**INSTRUCTIONS TO FOLLOW:** Repeat every record below exactly as written.

**SUPPLIED MATERIAL:**
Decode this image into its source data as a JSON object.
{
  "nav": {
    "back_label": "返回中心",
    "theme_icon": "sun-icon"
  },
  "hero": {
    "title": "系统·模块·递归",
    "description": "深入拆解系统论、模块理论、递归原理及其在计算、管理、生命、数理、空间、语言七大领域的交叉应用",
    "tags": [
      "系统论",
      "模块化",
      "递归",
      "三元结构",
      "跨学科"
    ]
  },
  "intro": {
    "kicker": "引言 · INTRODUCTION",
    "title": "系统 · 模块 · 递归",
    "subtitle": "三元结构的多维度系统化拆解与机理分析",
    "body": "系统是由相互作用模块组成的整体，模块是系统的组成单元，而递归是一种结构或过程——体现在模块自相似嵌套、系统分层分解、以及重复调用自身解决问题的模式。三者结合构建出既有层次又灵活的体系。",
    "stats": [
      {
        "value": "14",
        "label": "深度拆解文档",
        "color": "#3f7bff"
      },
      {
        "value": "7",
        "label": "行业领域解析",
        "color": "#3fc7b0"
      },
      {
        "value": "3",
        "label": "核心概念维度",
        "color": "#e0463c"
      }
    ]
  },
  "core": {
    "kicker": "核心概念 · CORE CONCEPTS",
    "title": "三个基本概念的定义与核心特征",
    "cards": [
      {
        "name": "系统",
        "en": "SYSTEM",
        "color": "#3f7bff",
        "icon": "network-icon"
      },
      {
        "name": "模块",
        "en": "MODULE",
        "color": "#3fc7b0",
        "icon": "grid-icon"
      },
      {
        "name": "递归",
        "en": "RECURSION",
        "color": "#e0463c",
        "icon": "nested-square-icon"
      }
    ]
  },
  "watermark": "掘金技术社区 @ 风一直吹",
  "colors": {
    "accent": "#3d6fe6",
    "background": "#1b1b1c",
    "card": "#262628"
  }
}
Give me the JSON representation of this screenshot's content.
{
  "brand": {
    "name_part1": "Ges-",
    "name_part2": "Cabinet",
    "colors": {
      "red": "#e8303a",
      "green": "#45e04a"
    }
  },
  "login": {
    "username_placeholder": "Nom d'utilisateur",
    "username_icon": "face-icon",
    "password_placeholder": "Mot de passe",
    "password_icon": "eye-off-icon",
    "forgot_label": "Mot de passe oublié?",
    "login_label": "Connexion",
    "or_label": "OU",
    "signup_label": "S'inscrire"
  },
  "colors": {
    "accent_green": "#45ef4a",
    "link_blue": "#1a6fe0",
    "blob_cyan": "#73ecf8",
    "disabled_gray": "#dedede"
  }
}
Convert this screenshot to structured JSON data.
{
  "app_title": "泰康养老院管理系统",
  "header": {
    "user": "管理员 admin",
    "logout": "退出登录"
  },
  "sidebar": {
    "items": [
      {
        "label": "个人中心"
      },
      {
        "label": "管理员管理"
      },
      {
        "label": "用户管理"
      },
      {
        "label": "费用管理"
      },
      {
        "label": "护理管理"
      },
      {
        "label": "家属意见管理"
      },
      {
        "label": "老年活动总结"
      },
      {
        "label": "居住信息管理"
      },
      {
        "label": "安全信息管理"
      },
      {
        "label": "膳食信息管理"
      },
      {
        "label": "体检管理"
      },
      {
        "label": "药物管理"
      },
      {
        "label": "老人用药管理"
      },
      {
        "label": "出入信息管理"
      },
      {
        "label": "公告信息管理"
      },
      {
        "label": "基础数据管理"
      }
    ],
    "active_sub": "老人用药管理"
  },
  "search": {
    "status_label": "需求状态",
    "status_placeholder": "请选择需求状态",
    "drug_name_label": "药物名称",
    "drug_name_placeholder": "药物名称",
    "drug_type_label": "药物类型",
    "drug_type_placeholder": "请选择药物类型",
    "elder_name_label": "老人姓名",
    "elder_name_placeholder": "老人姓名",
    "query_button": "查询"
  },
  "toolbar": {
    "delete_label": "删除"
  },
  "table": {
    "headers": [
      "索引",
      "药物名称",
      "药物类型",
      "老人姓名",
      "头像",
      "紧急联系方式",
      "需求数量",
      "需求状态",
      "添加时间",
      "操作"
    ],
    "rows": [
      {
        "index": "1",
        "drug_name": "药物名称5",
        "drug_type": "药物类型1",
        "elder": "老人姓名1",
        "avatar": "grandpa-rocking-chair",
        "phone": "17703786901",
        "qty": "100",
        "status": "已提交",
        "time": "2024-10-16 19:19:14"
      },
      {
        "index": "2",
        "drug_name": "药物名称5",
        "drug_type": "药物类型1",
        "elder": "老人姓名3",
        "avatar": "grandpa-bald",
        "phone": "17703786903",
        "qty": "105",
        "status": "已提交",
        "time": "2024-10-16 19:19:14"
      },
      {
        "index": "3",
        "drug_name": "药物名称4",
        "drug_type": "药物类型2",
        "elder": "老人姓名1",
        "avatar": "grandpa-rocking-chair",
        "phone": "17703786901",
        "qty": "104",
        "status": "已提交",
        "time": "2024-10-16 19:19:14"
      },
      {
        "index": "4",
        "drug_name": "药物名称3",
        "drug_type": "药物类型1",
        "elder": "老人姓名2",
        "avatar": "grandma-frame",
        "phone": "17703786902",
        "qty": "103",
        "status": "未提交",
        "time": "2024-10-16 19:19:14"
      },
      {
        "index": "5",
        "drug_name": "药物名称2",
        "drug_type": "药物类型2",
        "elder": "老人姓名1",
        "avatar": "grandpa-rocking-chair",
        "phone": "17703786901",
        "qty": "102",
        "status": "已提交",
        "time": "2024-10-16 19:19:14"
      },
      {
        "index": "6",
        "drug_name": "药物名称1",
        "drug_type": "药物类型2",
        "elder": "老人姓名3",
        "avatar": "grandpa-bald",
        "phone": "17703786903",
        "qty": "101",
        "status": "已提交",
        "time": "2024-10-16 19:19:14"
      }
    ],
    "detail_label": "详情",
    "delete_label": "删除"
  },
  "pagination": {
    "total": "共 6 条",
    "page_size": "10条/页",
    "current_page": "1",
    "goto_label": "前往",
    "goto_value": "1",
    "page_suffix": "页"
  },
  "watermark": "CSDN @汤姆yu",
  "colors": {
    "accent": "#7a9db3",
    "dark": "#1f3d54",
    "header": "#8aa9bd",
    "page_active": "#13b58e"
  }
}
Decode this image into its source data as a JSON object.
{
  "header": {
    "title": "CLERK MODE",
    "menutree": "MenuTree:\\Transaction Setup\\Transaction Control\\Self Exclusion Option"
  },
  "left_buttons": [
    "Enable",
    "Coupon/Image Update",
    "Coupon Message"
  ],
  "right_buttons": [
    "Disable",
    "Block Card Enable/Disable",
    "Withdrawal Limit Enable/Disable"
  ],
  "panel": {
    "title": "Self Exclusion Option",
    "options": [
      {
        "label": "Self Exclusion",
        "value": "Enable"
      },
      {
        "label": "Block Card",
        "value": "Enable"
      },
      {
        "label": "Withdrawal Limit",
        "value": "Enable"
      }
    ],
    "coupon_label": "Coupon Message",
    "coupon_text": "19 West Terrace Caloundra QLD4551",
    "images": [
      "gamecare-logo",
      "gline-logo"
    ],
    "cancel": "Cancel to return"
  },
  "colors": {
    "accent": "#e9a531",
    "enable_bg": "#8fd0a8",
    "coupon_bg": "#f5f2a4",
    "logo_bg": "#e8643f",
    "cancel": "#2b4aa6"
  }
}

**ANSWER:**
Decode this image into its source data as a JSON object.
{
  "nav": {
    "back_label": "返回中心",
    "theme_icon": "sun-icon"
  },
  "hero": {
    "title": "系统·模块·递归",
    "description": "深入拆解系统论、模块理论、递归原理及其在计算、管理、生命、数理、空间、语言七大领域的交叉应用",
    "tags": [
      "系统论",
      "模块化",
      "递归",
      "三元结构",
      "跨学科"
    ]
  },
  "intro": {
    "kicker": "引言 · INTRODUCTION",
    "title": "系统 · 模块 · 递归",
    "subtitle": "三元结构的多维度系统化拆解与机理分析",
    "body": "系统是由相互作用模块组成的整体，模块是系统的组成单元，而递归是一种结构或过程——体现在模块自相似嵌套、系统分层分解、以及重复调用自身解决问题的模式。三者结合构建出既有层次又灵活的体系。",
    "stats": [
      {
        "value": "14",
        "label": "深度拆解文档",
        "color": "#3f7bff"
      },
      {
        "value": "7",
        "label": "行业领域解析",
        "color": "#3fc7b0"
      },
      {
        "value": "3",
        "label": "核心概念维度",
        "color": "#e0463c"
      }
    ]
  },
  "core": {
    "kicker": "核心概念 · CORE CONCEPTS",
    "title": "三个基本概念的定义与核心特征",
    "cards": [
      {
        "name": "系统",
        "en": "SYSTEM",
        "color": "#3f7bff",
        "icon": "network-icon"
      },
      {
        "name": "模块",
        "en": "MODULE",
        "color": "#3fc7b0",
        "icon": "grid-icon"
      },
      {
        "name": "递归",
        "en": "RECURSION",
        "color": "#e0463c",
        "icon": "nested-square-icon"
      }
    ]
  },
  "watermark": "掘金技术社区 @ 风一直吹",
  "colors": {
    "accent": "#3d6fe6",
    "background": "#1b1b1c",
    "card": "#262628"
  }
}
Give me the JSON representation of this screenshot's content.
{
  "brand": {
    "name_part1": "Ges-",
    "name_part2": "Cabinet",
    "colors": {
      "red": "#e8303a",
      "green": "#45e04a"
    }
  },
  "login": {
    "username_placeholder": "Nom d'utilisateur",
    "username_icon": "face-icon",
    "password_placeholder": "Mot de passe",
    "password_icon": "eye-off-icon",
    "forgot_label": "Mot de passe oublié?",
    "login_label": "Connexion",
    "or_label": "OU",
    "signup_label": "S'inscrire"
  },
  "colors": {
    "accent_green": "#45ef4a",
    "link_blue": "#1a6fe0",
    "blob_cyan": "#73ecf8",
    "disabled_gray": "#dedede"
  }
}
Convert this screenshot to structured JSON data.
{
  "app_title": "泰康养老院管理系统",
  "header": {
    "user": "管理员 admin",
    "logout": "退出登录"
  },
  "sidebar": {
    "items": [
      {
        "label": "个人中心"
      },
      {
        "label": "管理员管理"
      },
      {
        "label": "用户管理"
      },
      {
        "label": "费用管理"
      },
      {
        "label": "护理管理"
      },
      {
        "label": "家属意见管理"
      },
      {
        "label": "老年活动总结"
      },
      {
        "label": "居住信息管理"
      },
      {
        "label": "安全信息管理"
      },
      {
        "label": "膳食信息管理"
      },
      {
        "label": "体检管理"
      },
      {
        "label": "药物管理"
      },
      {
        "label": "老人用药管理"
      },
      {
        "label": "出入信息管理"
      },
      {
        "label": "公告信息管理"
      },
      {
        "label": "基础数据管理"
      }
    ],
    "active_sub": "老人用药管理"
  },
  "search": {
    "status_label": "需求状态",
    "status_placeholder": "请选择需求状态",
    "drug_name_label": "药物名称",
    "drug_name_placeholder": "药物名称",
    "drug_type_label": "药物类型",
    "drug_type_placeholder": "请选择药物类型",
    "elder_name_label": "老人姓名",
    "elder_name_placeholder": "老人姓名",
    "query_button": "查询"
  },
  "toolbar": {
    "delete_label": "删除"
  },
  "table": {
    "headers": [
      "索引",
      "药物名称",
      "药物类型",
      "老人姓名",
      "头像",
      "紧急联系方式",
      "需求数量",
      "需求状态",
      "添加时间",
      "操作"
    ],
    "rows": [
      {
        "index": "1",
        "drug_name": "药物名称5",
        "drug_type": "药物类型1",
        "elder": "老人姓名1",
        "avatar": "grandpa-rocking-chair",
        "phone": "17703786901",
        "qty": "100",
        "status": "已提交",
        "time": "2024-10-16 19:19:14"
      },
      {
        "index": "2",
        "drug_name": "药物名称5",
        "drug_type": "药物类型1",
        "elder": "老人姓名3",
        "avatar": "grandpa-bald",
        "phone": "17703786903",
        "qty": "105",
        "status": "已提交",
        "time": "2024-10-16 19:19:14"
      },
      {
        "index": "3",
        "drug_name": "药物名称4",
        "drug_type": "药物类型2",
        "elder": "老人姓名1",
        "avatar": "grandpa-rocking-chair",
        "phone": "17703786901",
        "qty": "104",
        "status": "已提交",
        "time": "2024-10-16 19:19:14"
      },
      {
        "index": "4",
        "drug_name": "药物名称3",
        "drug_type": "药物类型1",
        "elder": "老人姓名2",
        "avatar": "grandma-frame",
        "phone": "17703786902",
        "qty": "103",
        "status": "未提交",
        "time": "2024-10-16 19:19:14"
      },
      {
        "index": "5",
        "drug_name": "药物名称2",
        "drug_type": "药物类型2",
        "elder": "老人姓名1",
        "avatar": "grandpa-rocking-chair",
        "phone": "17703786901",
        "qty": "102",
        "status": "已提交",
        "time": "2024-10-16 19:19:14"
      },
      {
        "index": "6",
        "drug_name": "药物名称1",
        "drug_type": "药物类型2",
        "elder": "老人姓名3",
        "avatar": "grandpa-bald",
        "phone": "17703786903",
        "qty": "101",
        "status": "已提交",
        "time": "2024-10-16 19:19:14"
      }
    ],
    "detail_label": "详情",
    "delete_label": "删除"
  },
  "pagination": {
    "total": "共 6 条",
    "page_size": "10条/页",
    "current_page": "1",
    "goto_label": "前往",
    "goto_value": "1",
    "page_suffix": "页"
  },
  "watermark": "CSDN @汤姆yu",
  "colors": {
    "accent": "#7a9db3",
    "dark": "#1f3d54",
    "header": "#8aa9bd",
    "page_active": "#13b58e"
  }
}
Decode this image into its source data as a JSON object.
{
  "header": {
    "title": "CLERK MODE",
    "menutree": "MenuTree:\\Transaction Setup\\Transaction Control\\Self Exclusion Option"
  },
  "left_buttons": [
    "Enable",
    "Coupon/Image Update",
    "Coupon Message"
  ],
  "right_buttons": [
    "Disable",
    "Block Card Enable/Disable",
    "Withdrawal Limit Enable/Disable"
  ],
  "panel": {
    "title": "Self Exclusion Option",
    "options": [
      {
        "label": "Self Exclusion",
        "value": "Enable"
      },
      {
        "label": "Block Card",
        "value": "Enable"
      },
      {
        "label": "Withdrawal Limit",
        "value": "Enable"
      }
    ],
    "coupon_label": "Coupon Message",
    "coupon_text": "19 West Terrace Caloundra QLD4551",
    "images": [
      "gamecare-logo",
      "gline-logo"
    ],
    "cancel": "Cancel to return"
  },
  "colors": {
    "accent": "#e9a531",
    "enable_bg": "#8fd0a8",
    "coupon_bg": "#f5f2a4",
    "logo_bg": "#e8643f",
    "cancel": "#2b4aa6"
  }
}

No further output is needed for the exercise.